# Task statement
Your task is to copy every line of the entries that contains "supervisor".

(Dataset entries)

▬▬▬▬▬▬▬▬▬▬

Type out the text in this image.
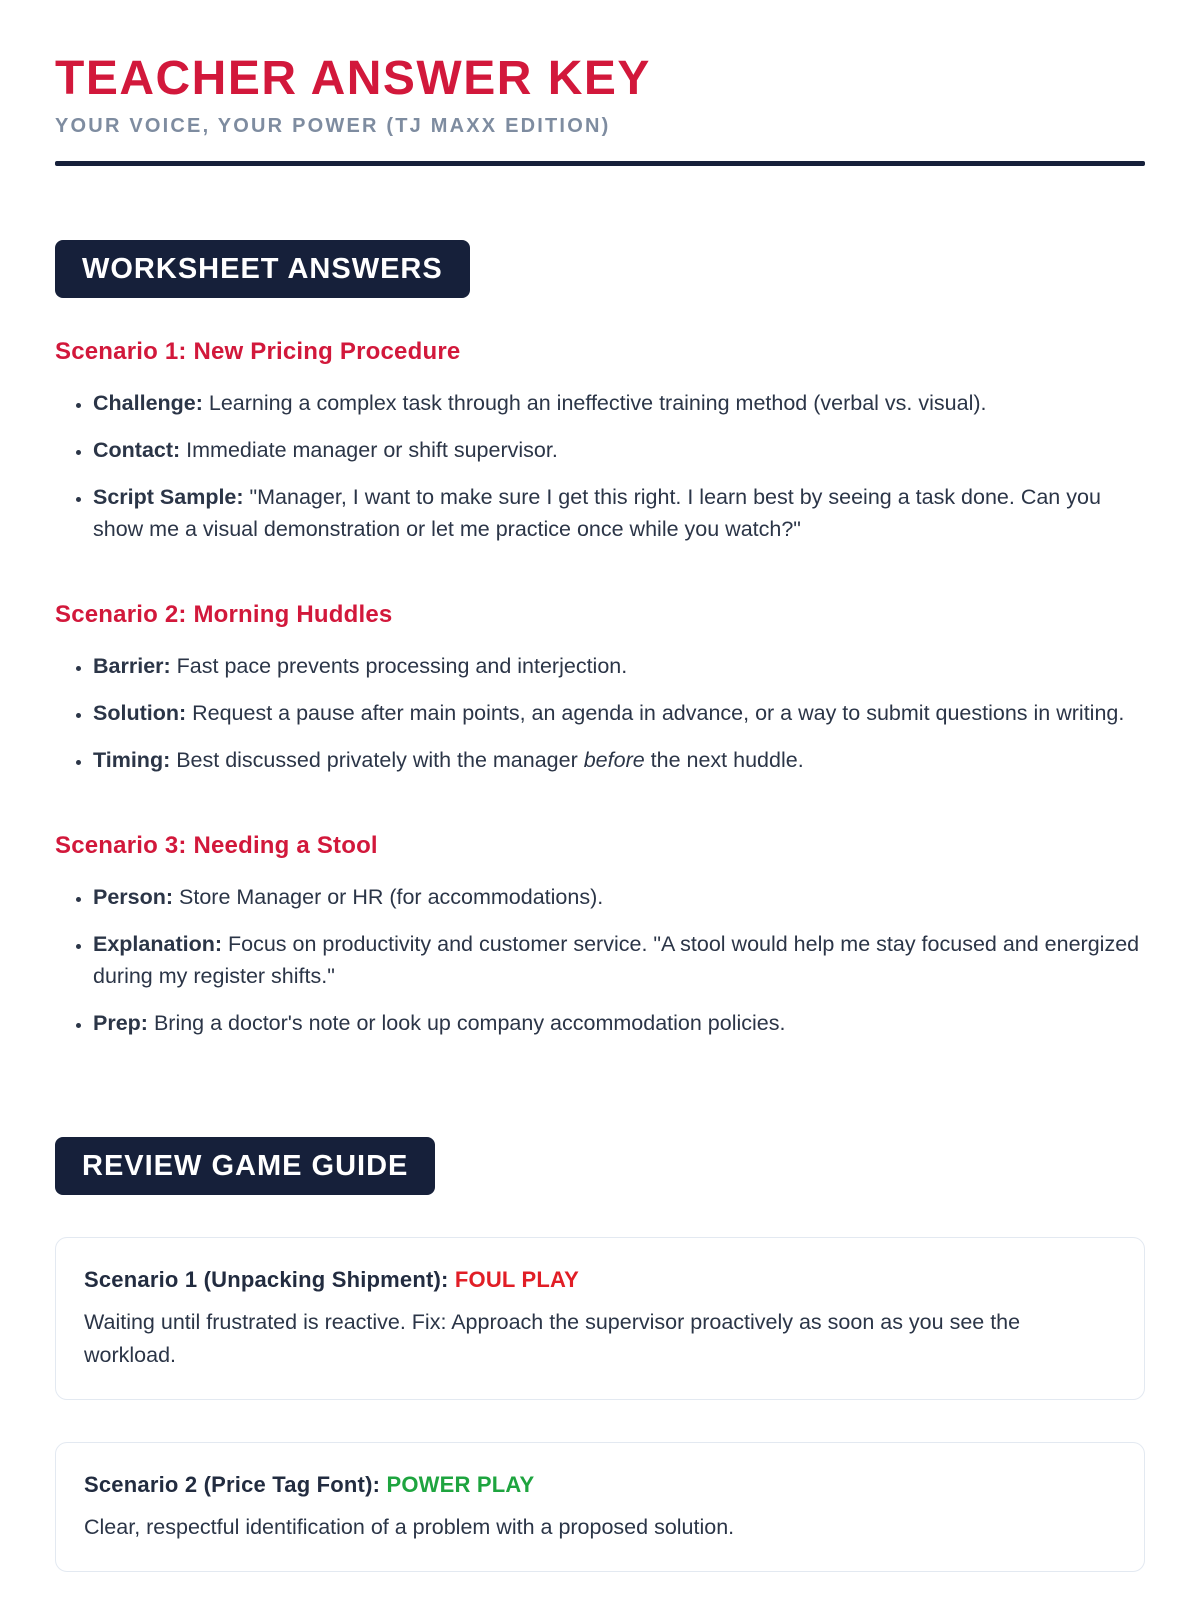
TEACHER ANSWER KEY
YOUR VOICE, YOUR POWER (TJ MAXX EDITION)
WORKSHEET ANSWERS
Scenario 1: New Pricing Procedure
• Challenge: Learning a complex task through an ineffective training method (verbal vs. visual).
• Contact: Immediate manager or shift supervisor.
• Script Sample: "Manager, I want to make sure I get this right. I learn best by seeing a task done. Can you show me a visual demonstration or let me practice once while you watch?"
Scenario 2: Morning Huddles
• Barrier: Fast pace prevents processing and interjection.
• Solution: Request a pause after main points, an agenda in advance, or a way to submit questions in writing.
• Timing: Best discussed privately with the manager before the next huddle.
Scenario 3: Needing a Stool
• Person: Store Manager or HR (for accommodations).
• Explanation: Focus on productivity and customer service. "A stool would help me stay focused and energized during my register shifts."
• Prep: Bring a doctor's note or look up company accommodation policies.
REVIEW GAME GUIDE
Scenario 1 (Unpacking Shipment): FOUL PLAY

Waiting until frustrated is reactive. Fix: Approach the supervisor proactively as soon as you see the workload.

Scenario 2 (Price Tag Font): POWER PLAY

Clear, respectful identification of a problem with a proposed solution.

▬▬▬▬▬▬▬▬▬▬

# Full output
• Contact: Immediate manager or shift supervisor.
Waiting until frustrated is reactive. Fix: Approach the supervisor proactively as soon as you see the workload.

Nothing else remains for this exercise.